__The exercise__
Reproduce every row below character for character, keeping the same order and line breaks.

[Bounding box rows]
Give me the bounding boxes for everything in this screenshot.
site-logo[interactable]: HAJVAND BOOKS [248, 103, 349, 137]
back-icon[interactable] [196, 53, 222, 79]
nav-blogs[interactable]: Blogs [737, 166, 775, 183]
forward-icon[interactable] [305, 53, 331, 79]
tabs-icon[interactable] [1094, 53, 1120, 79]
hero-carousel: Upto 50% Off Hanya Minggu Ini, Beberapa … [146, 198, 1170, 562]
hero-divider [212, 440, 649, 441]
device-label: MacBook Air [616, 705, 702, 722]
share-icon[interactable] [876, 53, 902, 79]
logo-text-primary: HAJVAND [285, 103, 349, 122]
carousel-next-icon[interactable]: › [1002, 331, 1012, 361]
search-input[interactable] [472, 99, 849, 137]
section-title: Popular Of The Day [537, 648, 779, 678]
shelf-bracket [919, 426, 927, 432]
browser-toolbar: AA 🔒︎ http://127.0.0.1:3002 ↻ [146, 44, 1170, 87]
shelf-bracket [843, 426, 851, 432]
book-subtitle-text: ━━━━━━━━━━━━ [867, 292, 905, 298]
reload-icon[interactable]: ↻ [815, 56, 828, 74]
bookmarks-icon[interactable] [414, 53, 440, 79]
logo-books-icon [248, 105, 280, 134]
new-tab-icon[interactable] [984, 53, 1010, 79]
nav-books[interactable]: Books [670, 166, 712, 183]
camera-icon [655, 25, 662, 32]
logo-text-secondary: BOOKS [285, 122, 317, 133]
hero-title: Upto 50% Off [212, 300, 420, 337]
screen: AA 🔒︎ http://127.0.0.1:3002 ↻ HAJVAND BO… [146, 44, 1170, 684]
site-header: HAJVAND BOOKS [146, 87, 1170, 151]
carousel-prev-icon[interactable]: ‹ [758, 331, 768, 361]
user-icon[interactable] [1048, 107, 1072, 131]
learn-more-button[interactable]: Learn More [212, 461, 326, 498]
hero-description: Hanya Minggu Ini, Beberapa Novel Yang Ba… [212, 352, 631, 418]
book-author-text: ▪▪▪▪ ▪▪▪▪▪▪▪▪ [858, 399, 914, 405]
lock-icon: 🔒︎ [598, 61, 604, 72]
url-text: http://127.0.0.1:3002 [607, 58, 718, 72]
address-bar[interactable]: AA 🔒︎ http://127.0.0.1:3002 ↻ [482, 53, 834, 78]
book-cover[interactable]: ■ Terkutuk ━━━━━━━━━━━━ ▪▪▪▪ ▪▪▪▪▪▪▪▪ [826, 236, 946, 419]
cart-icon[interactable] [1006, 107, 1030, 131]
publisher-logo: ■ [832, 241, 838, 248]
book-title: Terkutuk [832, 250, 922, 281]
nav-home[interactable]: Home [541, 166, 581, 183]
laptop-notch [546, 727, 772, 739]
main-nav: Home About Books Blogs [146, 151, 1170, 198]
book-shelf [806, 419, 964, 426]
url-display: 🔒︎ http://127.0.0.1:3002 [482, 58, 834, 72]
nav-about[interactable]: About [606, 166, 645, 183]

__Answer to this task__
Give me the bounding boxes for everything in this screenshot.
site-logo[interactable]: HAJVAND BOOKS [248, 103, 349, 137]
back-icon[interactable] [196, 53, 222, 79]
nav-blogs[interactable]: Blogs [737, 166, 775, 183]
forward-icon[interactable] [305, 53, 331, 79]
tabs-icon[interactable] [1094, 53, 1120, 79]
hero-carousel: Upto 50% Off Hanya Minggu Ini, Beberapa … [146, 198, 1170, 562]
hero-divider [212, 440, 649, 441]
device-label: MacBook Air [616, 705, 702, 722]
share-icon[interactable] [876, 53, 902, 79]
logo-text-primary: HAJVAND [285, 103, 349, 122]
carousel-next-icon[interactable]: › [1002, 331, 1012, 361]
search-input[interactable] [472, 99, 849, 137]
section-title: Popular Of The Day [537, 648, 779, 678]
shelf-bracket [919, 426, 927, 432]
browser-toolbar: AA 🔒︎ http://127.0.0.1:3002 ↻ [146, 44, 1170, 87]
shelf-bracket [843, 426, 851, 432]
book-subtitle-text: ━━━━━━━━━━━━ [867, 292, 905, 298]
reload-icon[interactable]: ↻ [815, 56, 828, 74]
bookmarks-icon[interactable] [414, 53, 440, 79]
logo-books-icon [248, 105, 280, 134]
new-tab-icon[interactable] [984, 53, 1010, 79]
nav-books[interactable]: Books [670, 166, 712, 183]
camera-icon [655, 25, 662, 32]
logo-text-secondary: BOOKS [285, 122, 317, 133]
hero-title: Upto 50% Off [212, 300, 420, 337]
screen: AA 🔒︎ http://127.0.0.1:3002 ↻ HAJVAND BO… [146, 44, 1170, 684]
site-header: HAJVAND BOOKS [146, 87, 1170, 151]
carousel-prev-icon[interactable]: ‹ [758, 331, 768, 361]
user-icon[interactable] [1048, 107, 1072, 131]
learn-more-button[interactable]: Learn More [212, 461, 326, 498]
hero-description: Hanya Minggu Ini, Beberapa Novel Yang Ba… [212, 352, 631, 418]
book-author-text: ▪▪▪▪ ▪▪▪▪▪▪▪▪ [858, 399, 914, 405]
lock-icon: 🔒︎ [598, 61, 604, 72]
url-text: http://127.0.0.1:3002 [607, 58, 718, 72]
address-bar[interactable]: AA 🔒︎ http://127.0.0.1:3002 ↻ [482, 53, 834, 78]
book-cover[interactable]: ■ Terkutuk ━━━━━━━━━━━━ ▪▪▪▪ ▪▪▪▪▪▪▪▪ [826, 236, 946, 419]
cart-icon[interactable] [1006, 107, 1030, 131]
publisher-logo: ■ [832, 241, 838, 248]
book-title: Terkutuk [832, 250, 922, 281]
nav-home[interactable]: Home [541, 166, 581, 183]
laptop-notch [546, 727, 772, 739]
main-nav: Home About Books Blogs [146, 151, 1170, 198]
book-shelf [806, 419, 964, 426]
url-display: 🔒︎ http://127.0.0.1:3002 [482, 58, 834, 72]
nav-about[interactable]: About [606, 166, 645, 183]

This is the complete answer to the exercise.